* Begin *

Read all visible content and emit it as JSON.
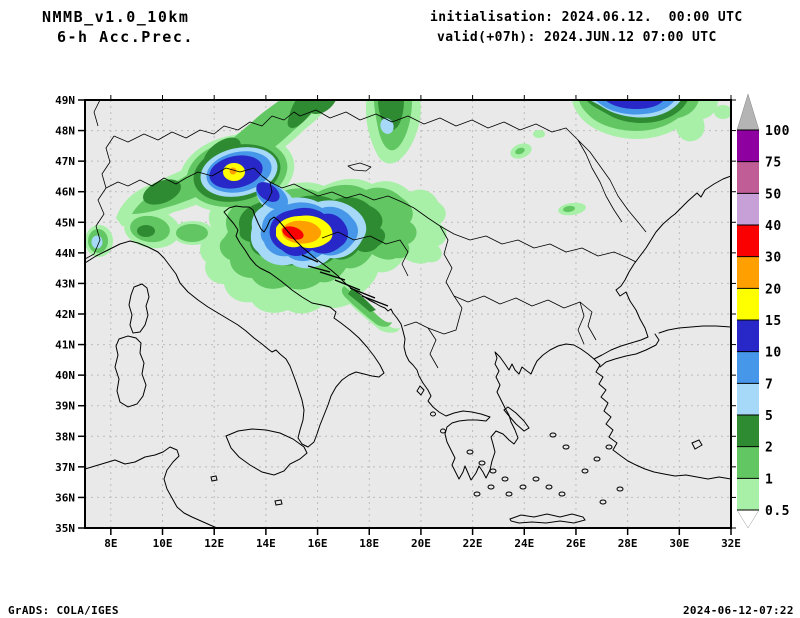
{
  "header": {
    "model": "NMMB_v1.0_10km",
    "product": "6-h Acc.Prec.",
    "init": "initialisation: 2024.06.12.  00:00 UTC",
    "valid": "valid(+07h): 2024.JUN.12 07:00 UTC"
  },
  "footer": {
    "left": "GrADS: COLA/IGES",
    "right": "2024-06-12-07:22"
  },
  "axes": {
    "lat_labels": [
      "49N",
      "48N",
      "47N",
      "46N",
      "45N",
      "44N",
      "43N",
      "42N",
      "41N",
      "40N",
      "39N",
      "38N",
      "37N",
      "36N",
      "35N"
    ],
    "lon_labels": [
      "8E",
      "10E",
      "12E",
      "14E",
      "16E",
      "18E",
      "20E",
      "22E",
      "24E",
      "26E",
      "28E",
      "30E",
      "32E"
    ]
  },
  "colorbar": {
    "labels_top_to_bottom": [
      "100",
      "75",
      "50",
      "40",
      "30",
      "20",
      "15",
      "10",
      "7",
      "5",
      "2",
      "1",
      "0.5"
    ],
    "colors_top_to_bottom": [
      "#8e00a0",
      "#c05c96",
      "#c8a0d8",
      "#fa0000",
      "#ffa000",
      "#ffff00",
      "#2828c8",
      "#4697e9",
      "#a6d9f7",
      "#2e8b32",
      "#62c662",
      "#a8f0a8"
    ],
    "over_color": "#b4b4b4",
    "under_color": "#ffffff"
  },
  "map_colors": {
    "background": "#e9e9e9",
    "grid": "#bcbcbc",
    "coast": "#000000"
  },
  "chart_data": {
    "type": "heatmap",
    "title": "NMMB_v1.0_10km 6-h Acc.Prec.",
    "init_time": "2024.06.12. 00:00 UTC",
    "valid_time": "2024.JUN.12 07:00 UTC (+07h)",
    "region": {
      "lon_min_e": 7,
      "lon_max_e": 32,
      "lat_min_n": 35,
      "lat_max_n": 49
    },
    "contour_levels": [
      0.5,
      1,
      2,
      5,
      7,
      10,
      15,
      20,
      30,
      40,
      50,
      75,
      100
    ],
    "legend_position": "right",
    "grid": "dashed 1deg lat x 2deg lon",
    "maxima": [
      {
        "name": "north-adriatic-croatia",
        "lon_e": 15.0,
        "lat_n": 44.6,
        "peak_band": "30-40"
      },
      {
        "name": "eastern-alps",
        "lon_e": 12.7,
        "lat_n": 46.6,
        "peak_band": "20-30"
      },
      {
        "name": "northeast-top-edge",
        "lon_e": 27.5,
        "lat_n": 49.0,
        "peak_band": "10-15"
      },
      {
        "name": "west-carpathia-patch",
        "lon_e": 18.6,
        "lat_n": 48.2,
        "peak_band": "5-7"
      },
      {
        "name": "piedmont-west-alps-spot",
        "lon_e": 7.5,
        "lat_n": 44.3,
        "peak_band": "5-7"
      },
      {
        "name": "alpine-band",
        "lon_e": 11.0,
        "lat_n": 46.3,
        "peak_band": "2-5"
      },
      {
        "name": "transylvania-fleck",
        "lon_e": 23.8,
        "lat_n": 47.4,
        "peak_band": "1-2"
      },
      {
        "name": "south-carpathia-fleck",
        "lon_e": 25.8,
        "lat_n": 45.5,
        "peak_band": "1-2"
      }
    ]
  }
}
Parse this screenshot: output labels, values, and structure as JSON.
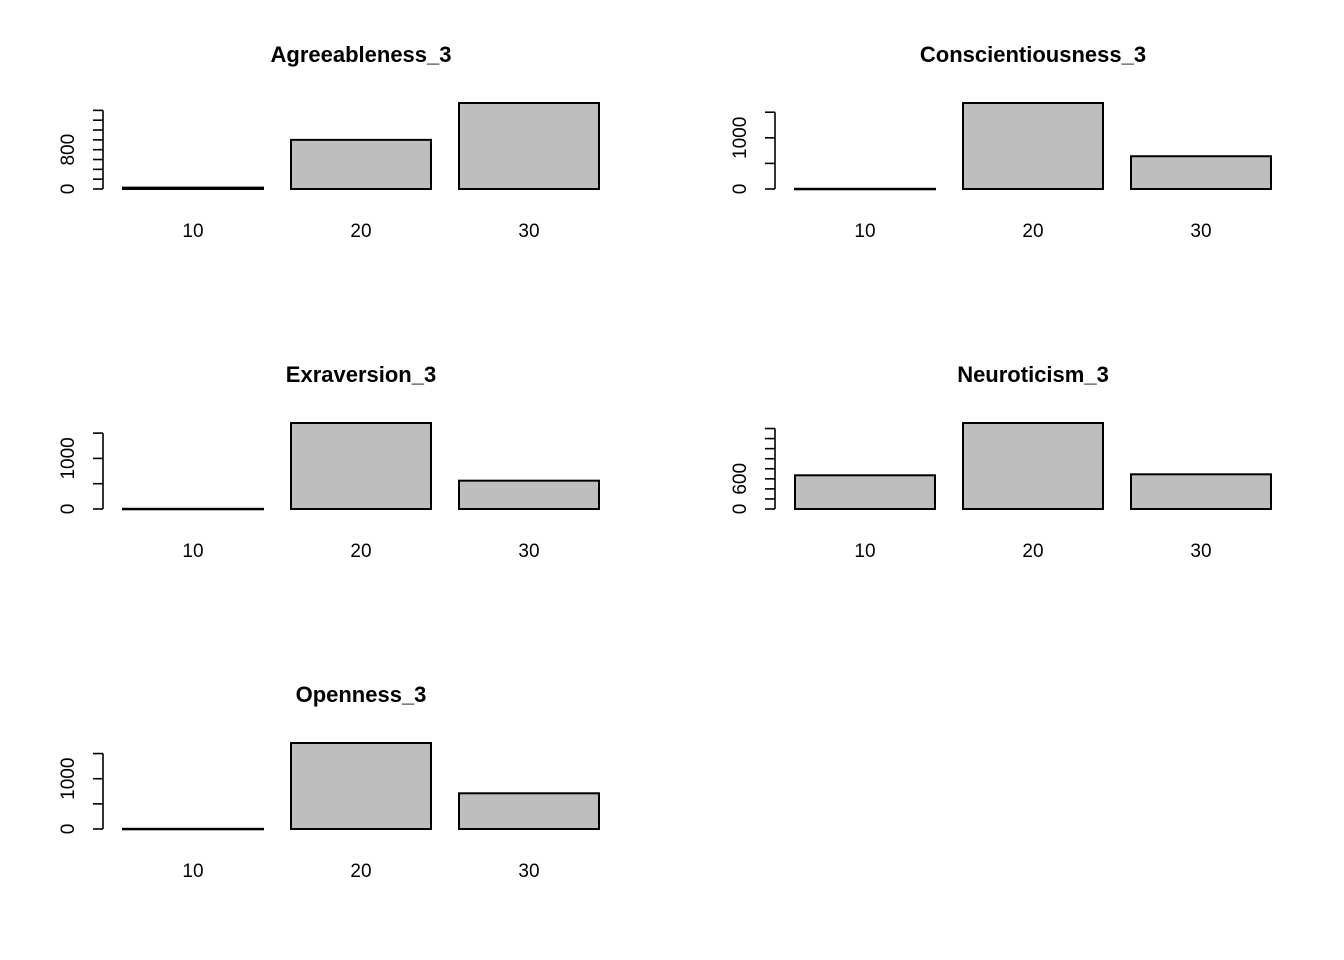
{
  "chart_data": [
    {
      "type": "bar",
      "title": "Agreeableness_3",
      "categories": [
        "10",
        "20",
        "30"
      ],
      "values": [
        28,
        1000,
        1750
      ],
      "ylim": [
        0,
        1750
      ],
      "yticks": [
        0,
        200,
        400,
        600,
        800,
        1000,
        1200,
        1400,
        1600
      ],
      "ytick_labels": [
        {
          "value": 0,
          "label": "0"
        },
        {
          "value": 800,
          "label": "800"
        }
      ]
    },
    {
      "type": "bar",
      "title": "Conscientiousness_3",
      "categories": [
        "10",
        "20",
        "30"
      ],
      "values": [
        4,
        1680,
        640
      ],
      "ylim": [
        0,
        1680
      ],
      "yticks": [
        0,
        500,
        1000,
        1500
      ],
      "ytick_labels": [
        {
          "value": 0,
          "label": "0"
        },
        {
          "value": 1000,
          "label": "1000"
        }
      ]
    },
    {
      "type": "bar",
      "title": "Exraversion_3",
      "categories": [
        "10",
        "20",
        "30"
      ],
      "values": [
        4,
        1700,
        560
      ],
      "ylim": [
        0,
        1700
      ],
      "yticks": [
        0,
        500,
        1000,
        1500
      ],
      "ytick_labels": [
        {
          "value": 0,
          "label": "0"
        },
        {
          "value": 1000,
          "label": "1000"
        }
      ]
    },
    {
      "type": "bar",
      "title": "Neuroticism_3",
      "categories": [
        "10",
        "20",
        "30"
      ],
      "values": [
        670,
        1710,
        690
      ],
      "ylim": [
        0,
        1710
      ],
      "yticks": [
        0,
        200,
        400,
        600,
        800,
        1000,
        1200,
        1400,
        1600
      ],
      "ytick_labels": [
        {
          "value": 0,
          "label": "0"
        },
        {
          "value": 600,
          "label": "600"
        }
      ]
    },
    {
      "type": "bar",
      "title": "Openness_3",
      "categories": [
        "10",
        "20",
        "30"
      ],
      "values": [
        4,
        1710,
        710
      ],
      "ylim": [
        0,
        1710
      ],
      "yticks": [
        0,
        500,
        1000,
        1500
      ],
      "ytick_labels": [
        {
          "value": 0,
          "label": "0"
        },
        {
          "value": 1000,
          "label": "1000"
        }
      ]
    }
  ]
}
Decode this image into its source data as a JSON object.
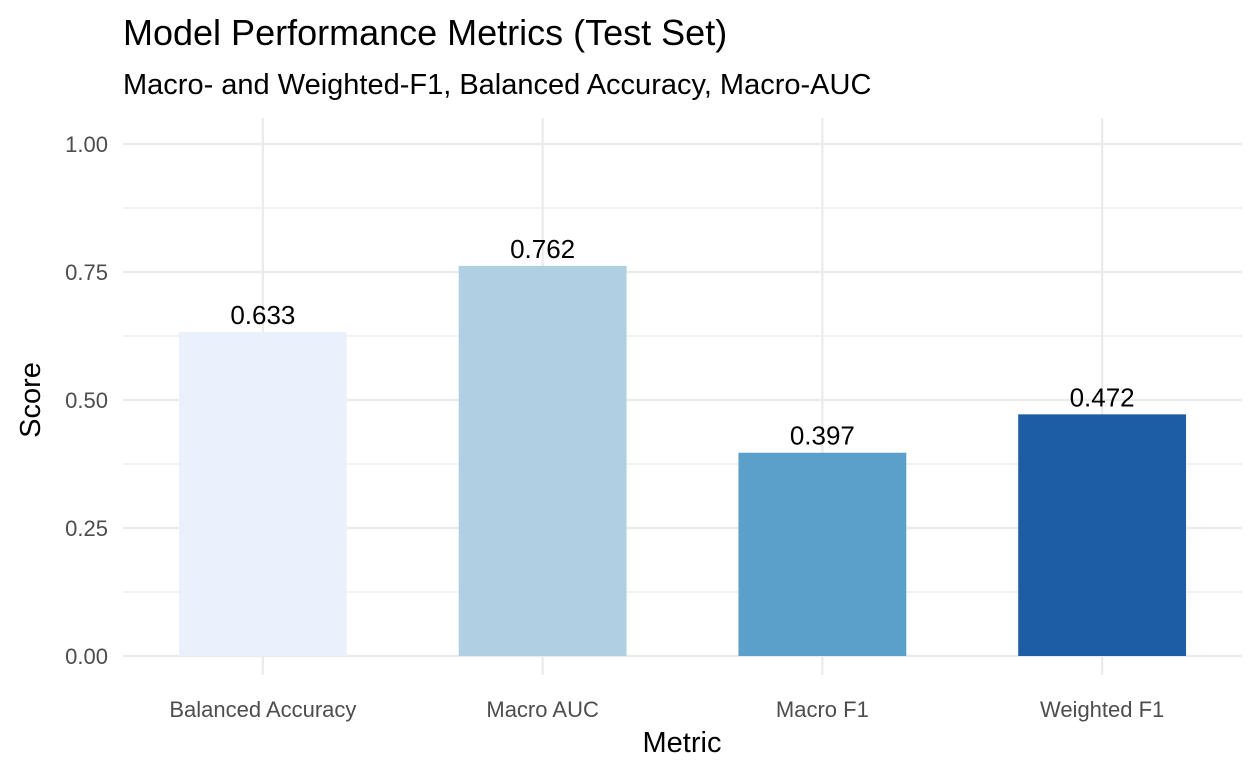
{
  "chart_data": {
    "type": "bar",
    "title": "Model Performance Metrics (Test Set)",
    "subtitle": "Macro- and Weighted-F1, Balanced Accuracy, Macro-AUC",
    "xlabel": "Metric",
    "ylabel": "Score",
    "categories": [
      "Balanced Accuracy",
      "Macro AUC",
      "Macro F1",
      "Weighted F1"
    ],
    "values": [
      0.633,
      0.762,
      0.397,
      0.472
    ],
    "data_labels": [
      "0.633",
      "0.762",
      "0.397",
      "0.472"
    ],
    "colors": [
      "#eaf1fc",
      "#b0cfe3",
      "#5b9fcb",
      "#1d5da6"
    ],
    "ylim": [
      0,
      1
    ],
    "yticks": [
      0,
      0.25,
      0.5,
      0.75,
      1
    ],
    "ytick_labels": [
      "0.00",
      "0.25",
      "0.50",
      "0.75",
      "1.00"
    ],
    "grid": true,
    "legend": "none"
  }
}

* End *

→ REQUEST
Determine the number of lines in the records that include the string "right", and respond with that number only.

→ TASK OUTPUT
2